** Description of the task **
Which lines have the string "about"? Copy all of them from the entries below.

** Given information **
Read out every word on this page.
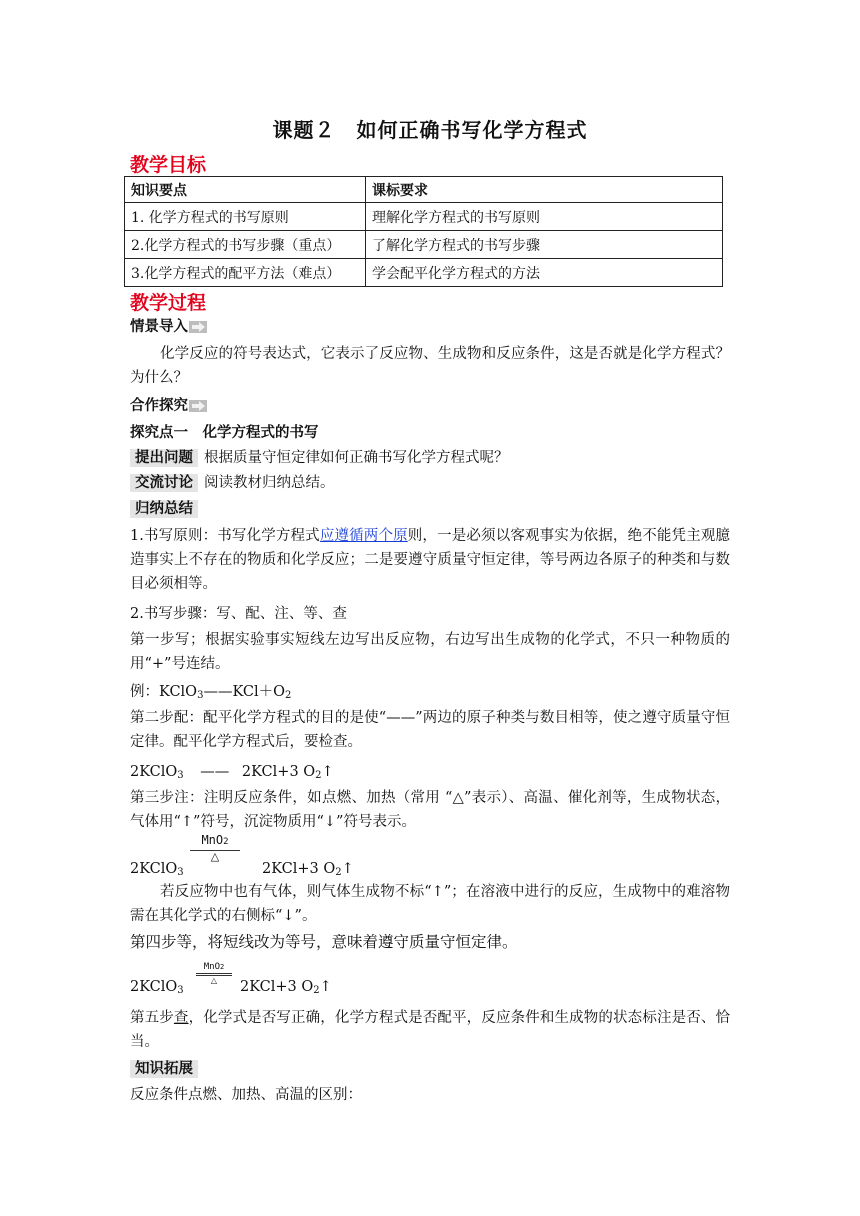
课题２　如何正确书写化学方程式
教学目标
知识要点	课标要求
1. 化学方程式的书写原则	理解化学方程式的书写原则
2.化学方程式的书写步骤（重点）	了解化学方程式的书写步骤
3.化学方程式的配平方法（难点）	学会配平化学方程式的方法
教学过程
情景导入
化学反应的符号表达式，它表示了反应物、生成物和反应条件，这是否就是化学方程式？为什么？
合作探究
探究点一　化学方程式的书写
提出问题 根据质量守恒定律如何正确书写化学方程式呢？
交流讨论 阅读教材归纳总结。
归纳总结
1.书写原则：书写化学方程式应遵循两个原则，一是必须以客观事实为依据，绝不能凭主观臆造事实上不存在的物质和化学反应；二是要遵守质量守恒定律，等号两边各原子的种类和与数目必须相等。
2.书写步骤：写、配、注、等、查
第一步写；根据实验事实短线左边写出反应物，右边写出生成物的化学式，不只一种物质的用“+”号连结。
例：$KClO_3——KCl+O_2$
第二步配：配平化学方程式的目的是使“——”两边的原子种类与数目相等，使之遵守质量守恒定律。配平化学方程式后，要检查。
2KClO$_3$ —— 2KCl+3 $O_2↑$
第三步注：注明反应条件，如点燃、加热（常用 “△”表示）、高温、催化剂等，生成物状态，气体用“↑”符号，沉淀物质用“↓”符号表示。
2KClO$_3$
MnO2
△
2KCl+3 $O_2↑$
若反应物中也有气体，则气体生成物不标“↑”；在溶液中进行的反应，生成物中的难溶物需在其化学式的右侧标“↓”。
第四步等，将短线改为等号，意味着遵守质量守恒定律。
2KClO$_3$
MnO2
△	2KCl+3 $O_2↑$
第五步查，化学式是否写正确，化学方程式是否配平，反应条件和生成物的状态标注是否、恰当。
知识拓展
反应条件点燃、加热、高温的区别：
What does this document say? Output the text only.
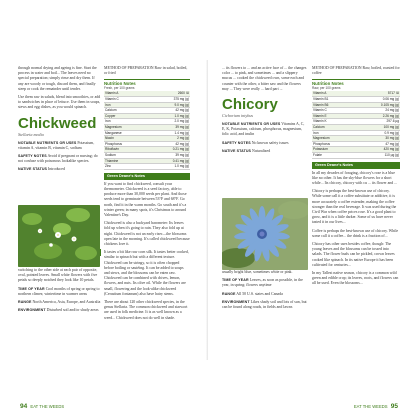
through normal drying and ageing is fine. Start the process in water and boil... The leaves need no special preparation; simply rinse and dry them. If any are woody or tough, discard them, and finally steep or cook the remainder until tender.
Use them raw in salads, blend into smoothies, or add to sandwiches in place of lettuce. Use them in soups, stews and egg dishes, as you would spinach.
Chickweed
Stellaria media
NOTABLE NUTRIENTS OR USES Potassium, vitamin A, vitamin B, vitamin C, sodium
SAFETY NOTES Avoid if pregnant or nursing; do not confuse with poisonous lookalike species.
NATIVE STATUS Introduced
switching to the other side at each pair of opposite, oval, pointed leaves. Small white flowers with five petals so deeply notched they look like 10 petals.
TIME OF YEAR Cool months of spring or spring to northern climes; wintertime in warmer areas
RANGE North America, Asia, Europe, and Australia
ENVIRONMENT Disturbed soil and/or shady areas
METHOD OF PREPARATION Raw in salad, boiled, or fried
Nutrition Notes
Fresh, per 100 grams
Vitamin A	2600 IU
Vitamin C	375 mg (g)
Iron	9.0 mg (g)
Calcium	42 mg (g)
Copper	1.0 mg (g)
Iron	2.0 mg (g)
Magnesium	39 mg (g)
Manganese	1.4 mg (g)
Niacin	2 mg (g)
Phosphorus	42 mg (g)
Riboflavin	0.21 mg (g)
Sodium	39 mg (g)
Thiamine	0.41 mg (g)
Zinc	1.0 mg (g)
Green Deane's Notes
If you want to find chickweed, consult your thermometer. Chickweed is a seed factory, able to produce more than 30,000 seeds per plant. And those seeds tend to germinate between 53°F and 68°F. Go north, find it in the warm months. Go south and it's a winter green; in many spots, it's Christmas to around Valentine's Day.
Chickweed is also a backyard barometer: Its leaves fold up when it's going to rain. They also fold up at night. Chickweed is not an early riser—the blossoms open late in the morning. It's called chickweed because chickens love it.
It tastes a bit like raw corn silk. It tastes better cooked, similar to spinach but with a different texture. Chickweed can be stringy, so it is often chopped before boiling or sautéing. It can be added to soups and stews, and the blossoms can be eaten raw. Chickweed can be combined with chives, lemon, flowers, and nuts. Its olive oil. While the flowers are small, flowering and the look-alike chickweed (Cerastium fontanum) also have hairy stems.
There are about 120 other chickweed species, in the genus Stellaria. The common chickweed and starwort are used in folk medicine. It is as well known as a weed... Chickweed does not do well in shade.
94 EAT THE WEEDS
... its flowers to ... and an active face of ... the changes color ... to pink, and sometimes ... and a slippery mucus ... cooked the chickweed own, some each and counter with the other, a bitter saw and the flowers may ... They were really ... hard part ...
Chicory
Cichorium intybus
NOTABLE NUTRIENTS OR USES Vitamins A, C, E, K, Potassium, calcium, phosphorus, magnesium, folic acid, and inulin
SAFETY NOTES No known safety issues
NATIVE STATUS Naturalized
usually bright blue, sometimes white or pink.
TIME OF YEAR Leaves, as soon as possible, in the year, in spring; flowers anytime
RANGE All 50 U.S. states and Canada
ENVIRONMENT Likes shady soil and lots of sun, but can be found along roads, in fields and lawns
METHOD OF PREPARATION Raw, boiled, roasted for coffee
Nutrition Notes
Raw, per 100 grams
Vitamin A	5717 IU
Vitamin B1	0.06 mg (g)
Vitamin B6	0.105 mg (g)
Vitamin C	24 mg (g)
Vitamin E	2.26 mg (g)
Vitamin K	297.6 µg
Calcium	100 mg (g)
Iron	0.9 mg (g)
Magnesium	30 mg (g)
Phosphorus	47 mg (g)
Potassium	420 mg (g)
Folate	110 µg (g)
Green Deane's Notes
In all my decades of foraging, chicory's rose is a blue like no other. It has the sky-blue flowers for a short while... Its chicory, chicory with cu ... its flower and ...
Chicory is perhaps the best-known use of chicory. While some call it a coffee substitute or additive, it is more accurately a coffee extender, making the coffee stronger than the real beverage. It was used during the Civil War when coffee prices rose. It's a good plant to grow, and it is a little darker. Some of us have never tasted it in our lives...
Coffee is perhaps the best-known use of chicory. While some call it a coffee... the drink is a fraction of...
Chicory has other uses besides coffee, though: The young leaves and the blossoms can be tossed into salads. The flower buds can be pickled, crown leaves cooked like spinach. In its native Europe it has been cultivated for centuries...
In my Tallest native season, chicory is a common wild green and edible crop; its leaves, roots, and flowers can all be used. Even the blossoms...
EAT THE WEEDS 95
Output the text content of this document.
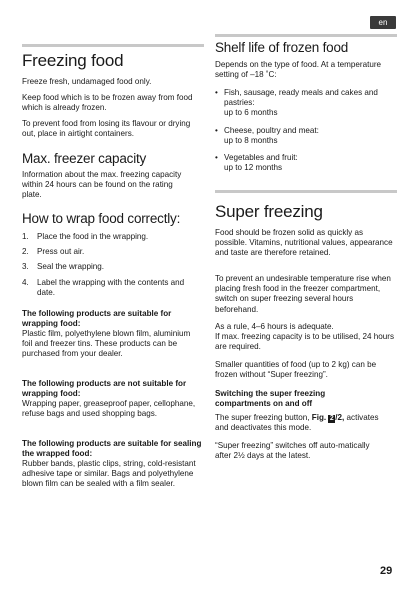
en
Freezing food

Freeze fresh, undamaged food only.

Keep food which is to be frozen away from food which is already frozen.

To prevent food from losing its flavour or drying out, place in airtight containers.

Max. freezer capacity

Information about the max. freezing capacity within 24 hours can be found on the rating plate.

How to wrap food correctly:
1. Place the food in the wrapping.
2. Press out air.
3. Seal the wrapping.
4. Label the wrapping with the contents and date.

The following products are suitable for wrapping food:

Plastic film, polyethylene blown film, aluminium foil and freezer tins. These products can be purchased from your dealer.

The following products are not suitable for wrapping food:

Wrapping paper, greaseproof paper, cellophane, refuse bags and used shopping bags.

The following products are suitable for sealing the wrapped food:

Rubber bands, plastic clips, string, cold-resistant adhesive tape or similar. Bags and polyethylene blown film can be sealed with a film sealer.

Shelf life of frozen food

Depends on the type of food. At a temperature setting of –18 ˚C:

• Fish, sausage, ready meals and cakes and pastries:
up to 6 months
• Cheese, poultry and meat:
up to 8 months
• Vegetables and fruit:
up to 12 months
Super freezing

Food should be frozen solid as quickly as possible. Vitamins, nutritional values, appearance and taste are therefore retained.

To prevent an undesirable temperature rise when placing fresh food in the freezer compartment, switch on super freezing several hours beforehand.

As a rule, 4–6 hours is adequate.
If max. freezing capacity is to be utilised, 24 hours are required.

Smaller quantities of food (up to 2 kg) can be frozen without “Super freezing”.

Switching the super freezing compartments on and off

The super freezing button, Fig. 2 /2, activates and deactivates this mode.

“Super freezing” switches off auto-matically after 2½ days at the latest.

29
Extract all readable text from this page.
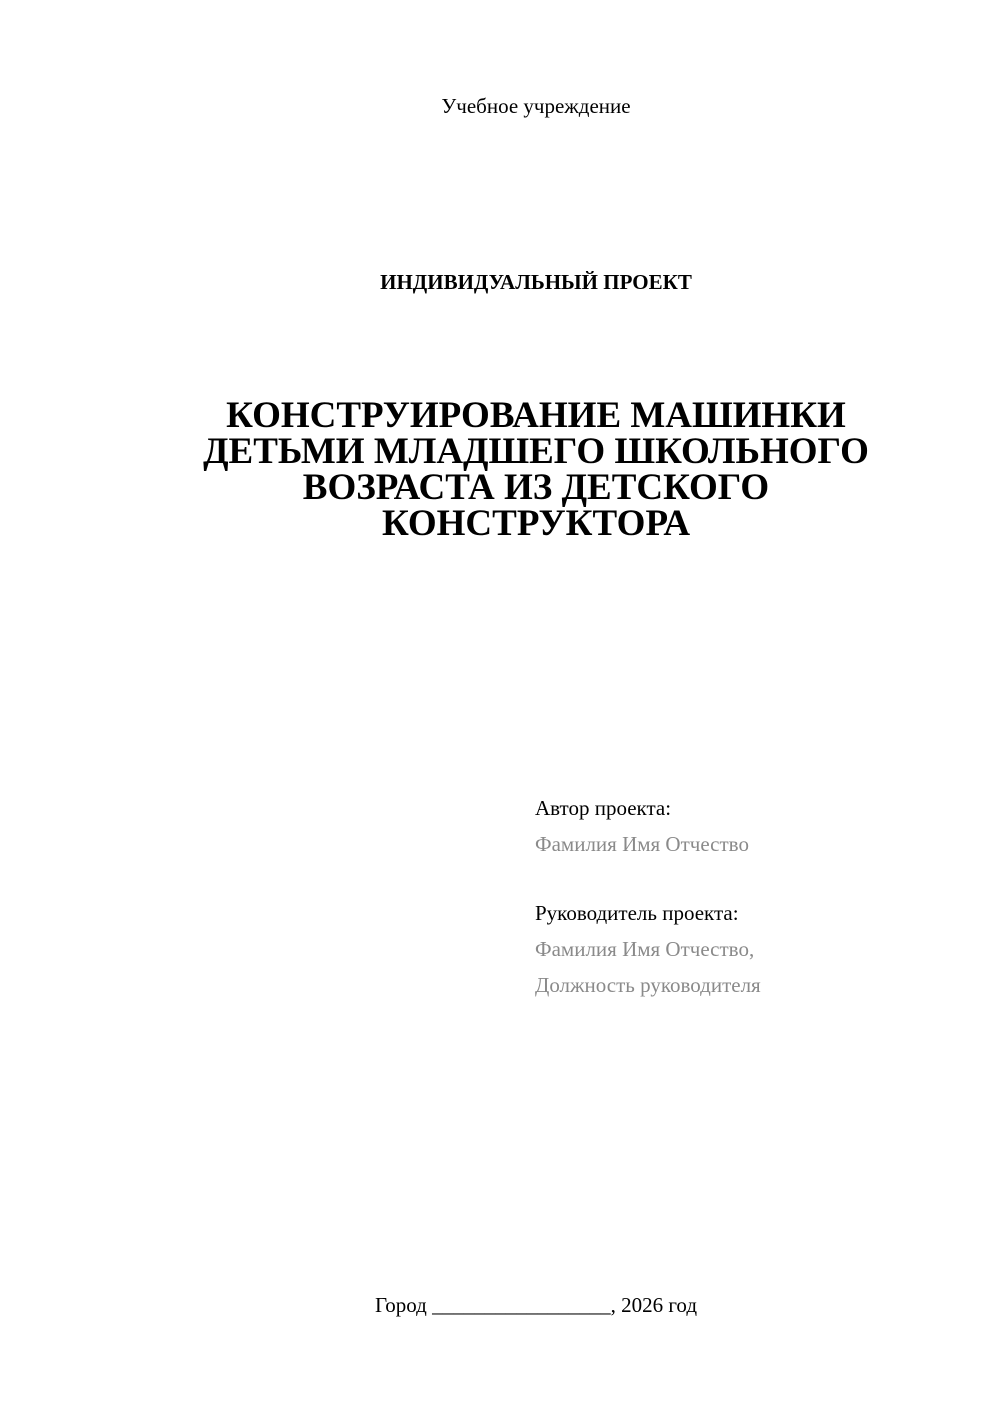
Учебное учреждение
ИНДИВИДУАЛЬНЫЙ ПРОЕКТ
КОНСТРУИРОВАНИЕ МАШИНКИ
ДЕТЬМИ МЛАДШЕГО ШКОЛЬНОГО
ВОЗРАСТА ИЗ ДЕТСКОГО
КОНСТРУКТОРА
Автор проекта:
Фамилия Имя Отчество
Руководитель проекта:
Фамилия Имя Отчество,
Должность руководителя
Город _________________, 2026 год
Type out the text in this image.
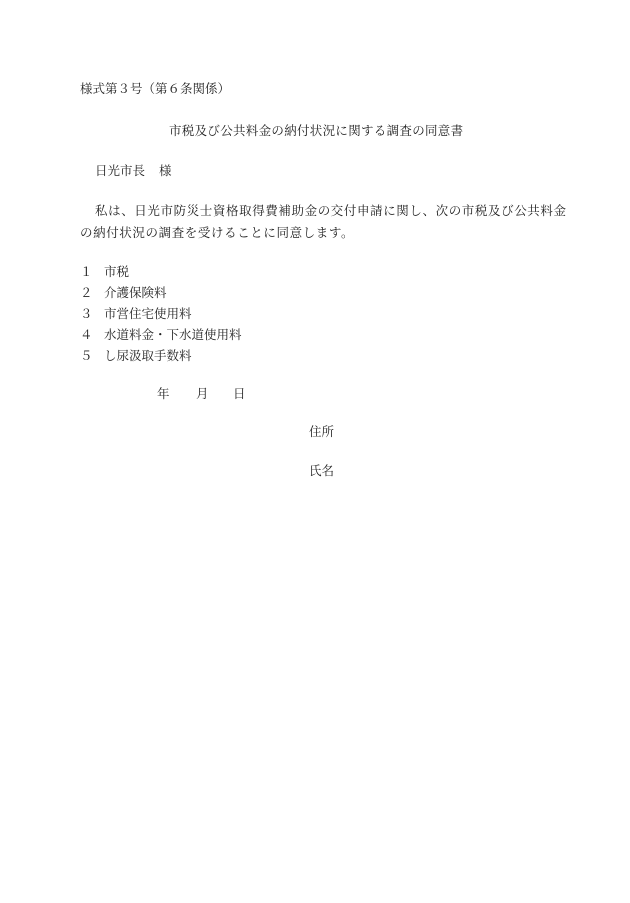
様式第３号（第６条関係）
市税及び公共料金の納付状況に関する調査の同意書
日光市長 様
私は、日光市防災士資格取得費補助金の交付申請に関し、次の市税及び公共料金
の納付状況の調査を受けることに同意します。
１ 市税
２ 介護保険料
３ 市営住宅使用料
４ 水道料金・下水道使用料
５ し尿汲取手数料
年 月 日
住所
氏名
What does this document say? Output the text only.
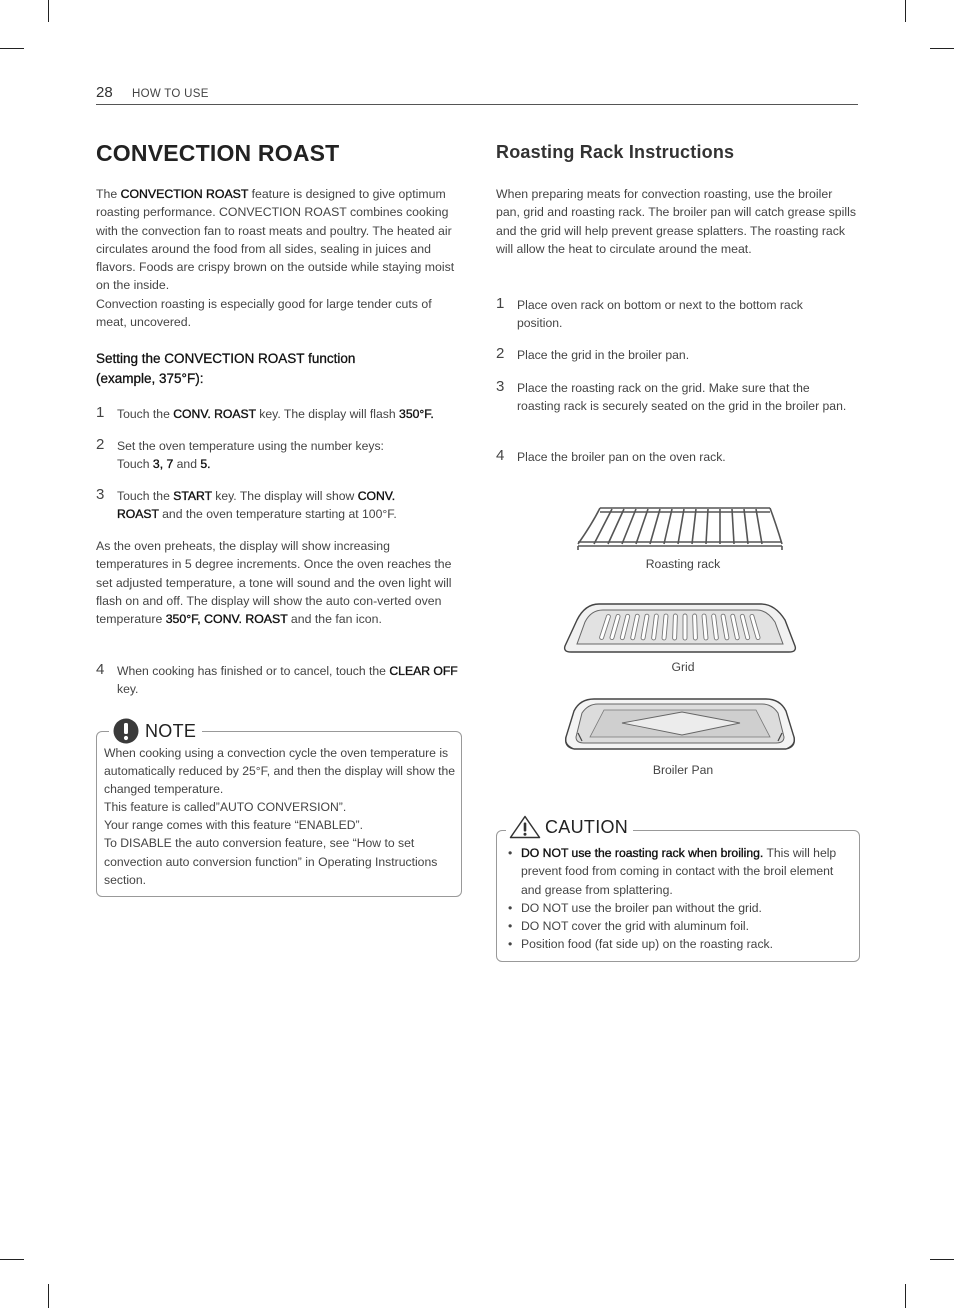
28 HOW TO USE
CONVECTION ROAST
The CONVECTION ROAST feature is designed to give optimum roasting performance. CONVECTION ROAST combines cooking with the convection fan to roast meats and poultry. The heated air circulates around the food from all sides, sealing in juices and flavors. Foods are crispy brown on the outside while staying moist on the inside.
Convection roasting is especially good for large tender cuts of meat, uncovered.
Setting the CONVECTION ROAST function
(example, 375°F):
1 Touch the CONV. ROAST key. The display will flash 350°F.
2 Set the oven temperature using the number keys:
Touch 3, 7 and 5.
3 Touch the START key. The display will show CONV. ROAST and the oven temperature starting at 100°F.
As the oven preheats, the display will show increasing temperatures in 5 degree increments. Once the oven reaches the set adjusted temperature, a tone will sound and the oven light will flash on and off. The display will show the auto con-verted oven temperature 350°F, CONV. ROAST and the fan icon.
4 When cooking has finished or to cancel, touch the CLEAR OFF key.
NOTE
When cooking using a convection cycle the oven temperature is automatically reduced by 25°F, and then the display will show the changed temperature.
This feature is called”AUTO CONVERSION”.
Your range comes with this feature “ENABLED”.
To DISABLE the auto conversion feature, see “How to set convection auto conversion function” in Operating Instructions section.
Roasting Rack Instructions
When preparing meats for convection roasting, use the broiler pan, grid and roasting rack. The broiler pan will catch grease spills and the grid will help prevent grease splatters. The roasting rack will allow the heat to circulate around the meat.
1 Place oven rack on bottom or next to the bottom rack position.
2 Place the grid in the broiler pan.
3 Place the roasting rack on the grid. Make sure that the roasting rack is securely seated on the grid in the broiler pan.
4 Place the broiler pan on the oven rack.
Roasting rack
Grid
Broiler Pan
CAUTION
• DO NOT use the roasting rack when broiling. This will help prevent food from coming in contact with the broil element and grease from splattering.
• DO NOT use the broiler pan without the grid.
• DO NOT cover the grid with aluminum foil.
• Position food (fat side up) on the roasting rack.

** Answer to the problem **
There are about 120 other chickweed species, in the genus Stellaria. The common chickweed and starwort are used in folk medicine. It is as well known as a weed... Chickweed does not do well in shade.
Information about the max. freezing capacity within 24 hours can be found on the rating plate.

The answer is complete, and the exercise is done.